* **PROBLEM DETAILS**
Write every line out verbatim and omit the pictures.

— START —

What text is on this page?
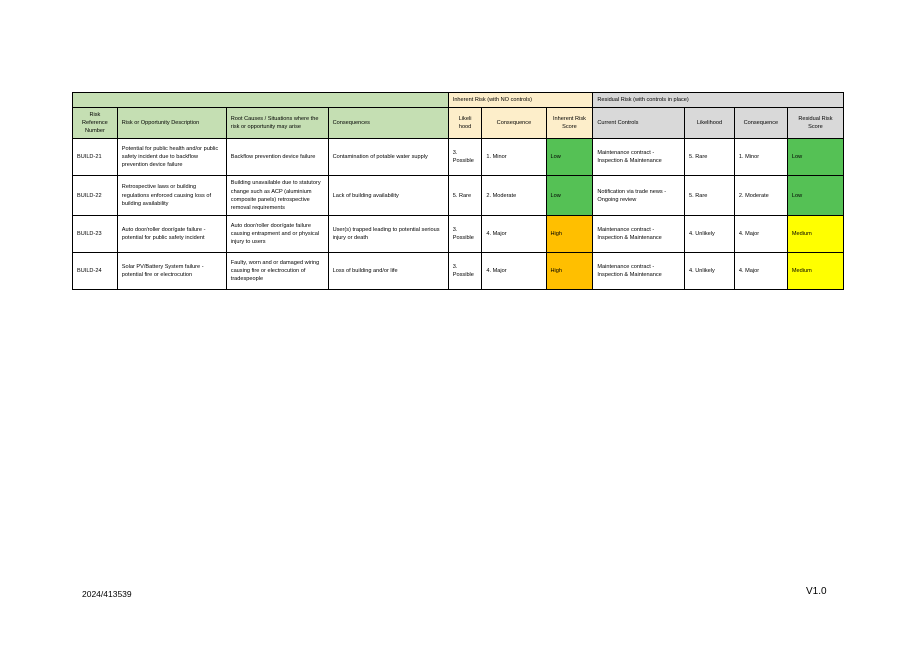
				Inherent Risk (with NO controls)			Residual Risk (with controls in place)			
Risk Reference Number	Risk or Opportunity Description	Root Causes / Situations where the risk or opportunity may arise	Consequences	Likeli hood	Consequence	Inherent Risk Score	Current Controls	Likelihood	Consequence	Residual Risk Score
BUILD-21	Potential for public health and/or public safety incident due to backflow prevention device failure	Backflow prevention device failure	Contamination of potable water supply	3. Possible	1. Minor	Low	Maintenance contract - Inspection & Maintenance	5. Rare	1. Minor	Low
BUILD-22	Retrospective laws or building regulations enforced causing loss of building availability	Building unavailable due to statutory change such as ACP (aluminium composite panels) retrospective removal requirements	Lack of building availability	5. Rare	2. Moderate	Low	Notification via trade news - Ongoing review	5. Rare	2. Moderate	Low
BUILD-23	Auto door/roller door/gate failure - potential for public safety incident	Auto door/roller door/gate failure causing entrapment and or physical injury to users	User(s) trapped leading to potential serious injury or death	3. Possible	4. Major	High	Maintenance contract - Inspection & Maintenance	4. Unlikely	4. Major	Medium
BUILD-24	Solar PV/Battery System failure - potential fire or electrocution	Faulty, worn and or damaged wiring causing fire or electrocution of tradespeople	Loss of building and/or life	3. Possible	4. Major	High	Maintenance contract - Inspection & Maintenance	4. Unlikely	4. Major	Medium
2024/413539	V1.0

— END —

* **FULL OUTPUT**
What text is on this page?
				Inherent Risk (with NO controls)			Residual Risk (with controls in place)			
Risk Reference Number	Risk or Opportunity Description	Root Causes / Situations where the risk or opportunity may arise	Consequences	Likeli hood	Consequence	Inherent Risk Score	Current Controls	Likelihood	Consequence	Residual Risk Score
BUILD-21	Potential for public health and/or public safety incident due to backflow prevention device failure	Backflow prevention device failure	Contamination of potable water supply	3. Possible	1. Minor	Low	Maintenance contract - Inspection & Maintenance	5. Rare	1. Minor	Low
BUILD-22	Retrospective laws or building regulations enforced causing loss of building availability	Building unavailable due to statutory change such as ACP (aluminium composite panels) retrospective removal requirements	Lack of building availability	5. Rare	2. Moderate	Low	Notification via trade news - Ongoing review	5. Rare	2. Moderate	Low
BUILD-23	Auto door/roller door/gate failure - potential for public safety incident	Auto door/roller door/gate failure causing entrapment and or physical injury to users	User(s) trapped leading to potential serious injury or death	3. Possible	4. Major	High	Maintenance contract - Inspection & Maintenance	4. Unlikely	4. Major	Medium
BUILD-24	Solar PV/Battery System failure - potential fire or electrocution	Faulty, worn and or damaged wiring causing fire or electrocution of tradespeople	Loss of building and/or life	3. Possible	4. Major	High	Maintenance contract - Inspection & Maintenance	4. Unlikely	4. Major	Medium
2024/413539	V1.0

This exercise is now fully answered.